▶ [Problem description]:
Return each line holding the string "sens".

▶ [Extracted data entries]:
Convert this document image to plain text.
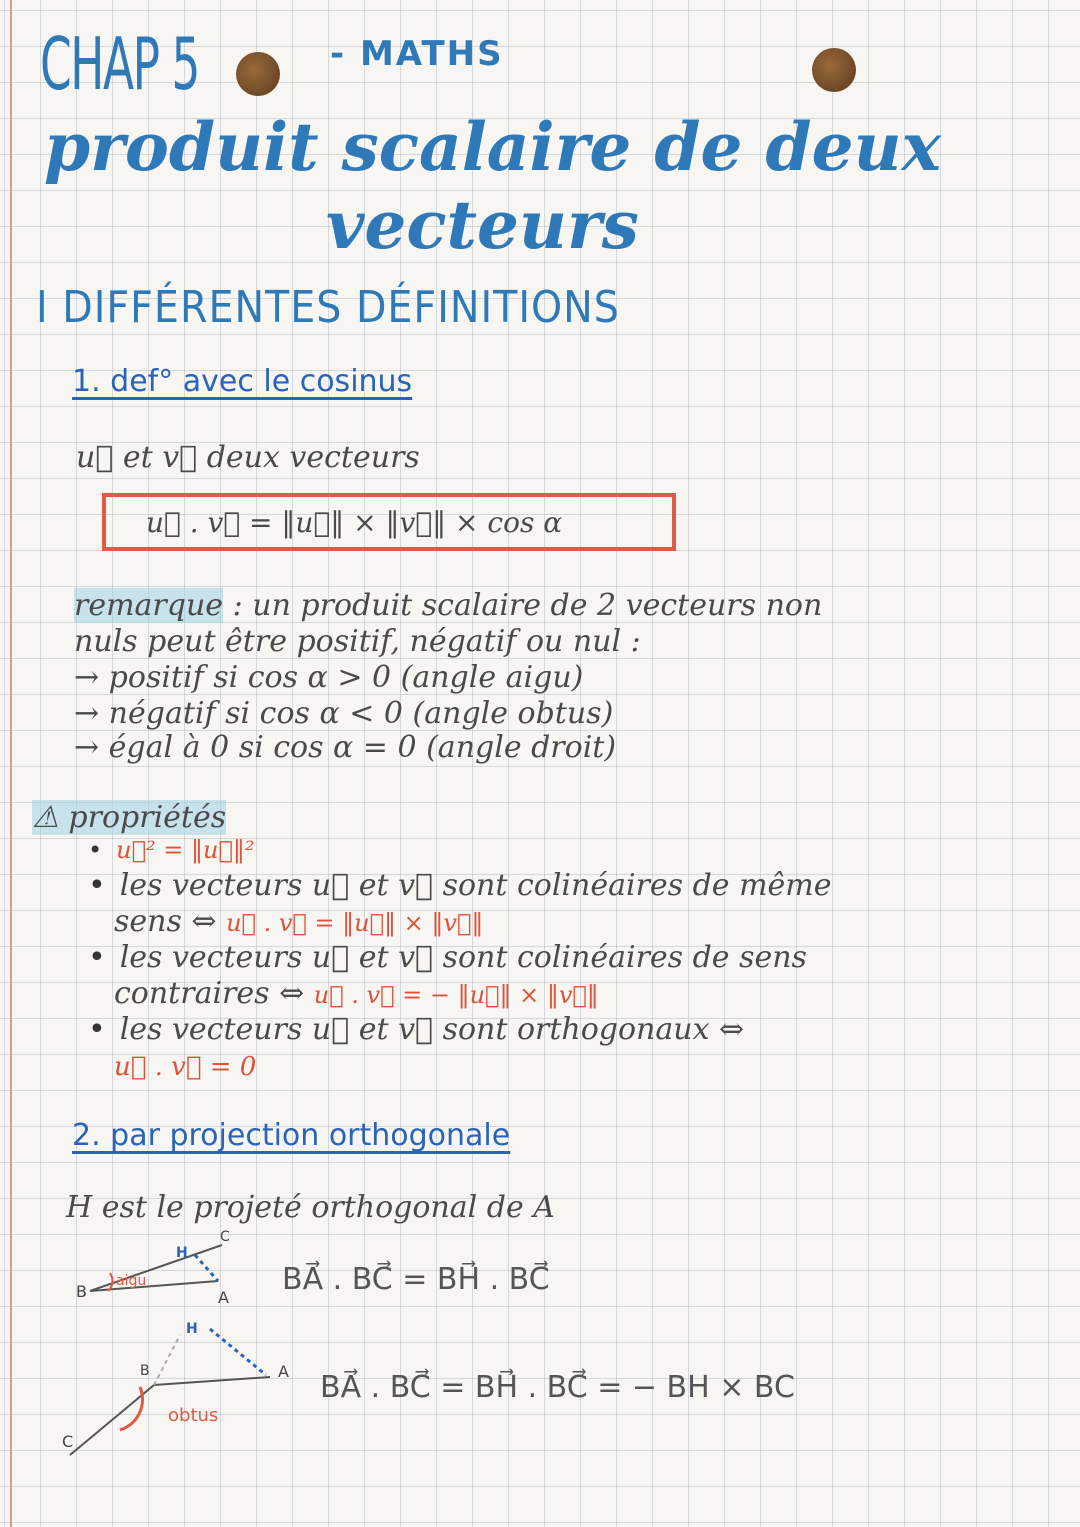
CHAP 5	- MATHS
produit scalaire de deux
vecteurs
I DIFFÉRENTES DÉFINITIONS
1. def° avec le cosinus
u⃗ et v⃗ deux vecteurs
u⃗ . v⃗ = ‖u⃗‖ × ‖v⃗‖ × cos α
remarque : un produit scalaire de 2 vecteurs non
nuls peut être positif, négatif ou nul :
→ positif si cos α > 0 (angle aigu)
→ négatif si cos α < 0 (angle obtus)
→ égal à 0 si cos α = 0 (angle droit)
⚠ propriétés
• u⃗² = ‖u⃗‖²
• les vecteurs u⃗ et v⃗ sont colinéaires de même
sens ⇔ u⃗ . v⃗ = ‖u⃗‖ × ‖v⃗‖
• les vecteurs u⃗ et v⃗ sont colinéaires de sens
contraires ⇔ u⃗ . v⃗ = − ‖u⃗‖ × ‖v⃗‖
• les vecteurs u⃗ et v⃗ sont orthogonaux ⇔
u⃗ . v⃗ = 0
2. par projection orthogonale
H est le projeté orthogonal de A
B
C
A
H
aigu
B	A
H
C
obtus
BA⃗ . BC⃗ = BH⃗ . BC⃗
BA⃗ . BC⃗ = BH⃗ . BC⃗ = − BH × BC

▶ [Exercise response]:
sens ⇔ u⃗ . v⃗ = ‖u⃗‖ × ‖v⃗‖
• les vecteurs u⃗ et v⃗ sont colinéaires de sens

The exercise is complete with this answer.